[Rows]:
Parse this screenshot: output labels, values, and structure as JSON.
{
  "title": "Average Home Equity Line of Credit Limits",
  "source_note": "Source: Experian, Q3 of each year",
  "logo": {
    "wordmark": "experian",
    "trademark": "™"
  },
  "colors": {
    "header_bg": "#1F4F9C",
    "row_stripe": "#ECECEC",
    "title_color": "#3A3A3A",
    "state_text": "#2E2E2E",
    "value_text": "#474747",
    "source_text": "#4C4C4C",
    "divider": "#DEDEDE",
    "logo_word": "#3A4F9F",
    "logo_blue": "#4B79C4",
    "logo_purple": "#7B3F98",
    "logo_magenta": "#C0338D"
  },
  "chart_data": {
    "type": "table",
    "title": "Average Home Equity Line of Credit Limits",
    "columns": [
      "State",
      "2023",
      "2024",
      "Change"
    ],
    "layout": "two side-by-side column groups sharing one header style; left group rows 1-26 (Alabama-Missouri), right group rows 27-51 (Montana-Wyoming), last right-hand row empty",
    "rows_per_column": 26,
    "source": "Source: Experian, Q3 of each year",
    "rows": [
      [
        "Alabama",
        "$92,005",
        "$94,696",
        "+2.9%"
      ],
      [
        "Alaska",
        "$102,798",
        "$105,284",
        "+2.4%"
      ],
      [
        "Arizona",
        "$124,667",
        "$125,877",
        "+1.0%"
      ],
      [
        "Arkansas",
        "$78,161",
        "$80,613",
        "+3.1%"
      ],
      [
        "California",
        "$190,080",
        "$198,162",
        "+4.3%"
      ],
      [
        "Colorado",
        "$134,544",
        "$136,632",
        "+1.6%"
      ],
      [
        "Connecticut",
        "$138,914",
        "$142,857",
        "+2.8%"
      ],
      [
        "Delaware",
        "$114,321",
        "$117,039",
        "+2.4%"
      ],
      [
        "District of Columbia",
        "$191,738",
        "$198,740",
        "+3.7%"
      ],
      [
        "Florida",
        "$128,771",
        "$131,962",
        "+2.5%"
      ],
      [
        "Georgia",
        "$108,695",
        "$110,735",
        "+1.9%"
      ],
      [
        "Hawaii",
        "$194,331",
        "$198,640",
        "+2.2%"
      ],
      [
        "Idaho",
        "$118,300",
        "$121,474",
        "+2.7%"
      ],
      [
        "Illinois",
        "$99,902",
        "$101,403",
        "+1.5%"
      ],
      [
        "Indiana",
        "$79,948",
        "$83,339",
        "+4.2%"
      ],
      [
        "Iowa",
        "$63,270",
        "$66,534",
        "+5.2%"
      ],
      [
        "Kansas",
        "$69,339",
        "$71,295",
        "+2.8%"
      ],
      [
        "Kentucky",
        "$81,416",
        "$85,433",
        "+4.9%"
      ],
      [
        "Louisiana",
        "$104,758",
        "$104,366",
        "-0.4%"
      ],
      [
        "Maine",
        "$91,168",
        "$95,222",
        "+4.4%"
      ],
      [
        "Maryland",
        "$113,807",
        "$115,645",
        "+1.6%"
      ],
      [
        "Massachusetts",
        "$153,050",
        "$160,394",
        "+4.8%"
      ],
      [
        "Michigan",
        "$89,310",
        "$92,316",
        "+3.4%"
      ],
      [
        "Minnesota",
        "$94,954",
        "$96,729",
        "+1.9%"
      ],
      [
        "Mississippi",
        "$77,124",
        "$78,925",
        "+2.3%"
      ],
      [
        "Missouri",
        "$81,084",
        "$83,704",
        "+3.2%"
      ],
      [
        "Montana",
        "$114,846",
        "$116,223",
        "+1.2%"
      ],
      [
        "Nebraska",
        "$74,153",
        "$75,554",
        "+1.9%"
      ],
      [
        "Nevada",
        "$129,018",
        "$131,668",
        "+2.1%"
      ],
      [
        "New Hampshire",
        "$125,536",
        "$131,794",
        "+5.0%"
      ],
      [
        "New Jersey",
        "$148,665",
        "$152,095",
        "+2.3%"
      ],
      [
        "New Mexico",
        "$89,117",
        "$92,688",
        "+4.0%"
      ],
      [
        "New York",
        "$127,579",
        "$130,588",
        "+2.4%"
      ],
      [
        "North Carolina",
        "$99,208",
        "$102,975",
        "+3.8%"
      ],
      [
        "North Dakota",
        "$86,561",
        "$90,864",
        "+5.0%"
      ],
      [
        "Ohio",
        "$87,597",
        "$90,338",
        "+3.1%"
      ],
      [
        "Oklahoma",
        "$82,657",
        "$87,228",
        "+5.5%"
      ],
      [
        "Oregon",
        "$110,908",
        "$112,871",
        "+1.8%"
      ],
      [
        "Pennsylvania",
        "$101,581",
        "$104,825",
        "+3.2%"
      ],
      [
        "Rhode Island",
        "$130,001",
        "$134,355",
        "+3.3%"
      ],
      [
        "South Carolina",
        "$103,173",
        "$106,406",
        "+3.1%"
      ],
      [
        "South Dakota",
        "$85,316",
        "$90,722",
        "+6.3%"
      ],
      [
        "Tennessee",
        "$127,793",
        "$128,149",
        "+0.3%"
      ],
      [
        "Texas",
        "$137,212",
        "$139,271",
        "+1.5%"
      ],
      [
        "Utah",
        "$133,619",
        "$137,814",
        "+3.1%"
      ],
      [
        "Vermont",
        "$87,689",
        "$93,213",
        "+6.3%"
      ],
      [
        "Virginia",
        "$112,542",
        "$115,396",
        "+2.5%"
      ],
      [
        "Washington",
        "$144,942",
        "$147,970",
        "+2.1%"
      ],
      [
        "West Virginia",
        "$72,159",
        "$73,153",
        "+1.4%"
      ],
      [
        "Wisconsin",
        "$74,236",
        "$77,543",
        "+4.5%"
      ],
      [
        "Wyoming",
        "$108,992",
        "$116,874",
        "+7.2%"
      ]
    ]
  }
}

[What the task asks]: From the entries, report each line that includes the word "Limits".

[Exercise answer]:
  "title": "Average Home Equity Line of Credit Limits",
    "title": "Average Home Equity Line of Credit Limits",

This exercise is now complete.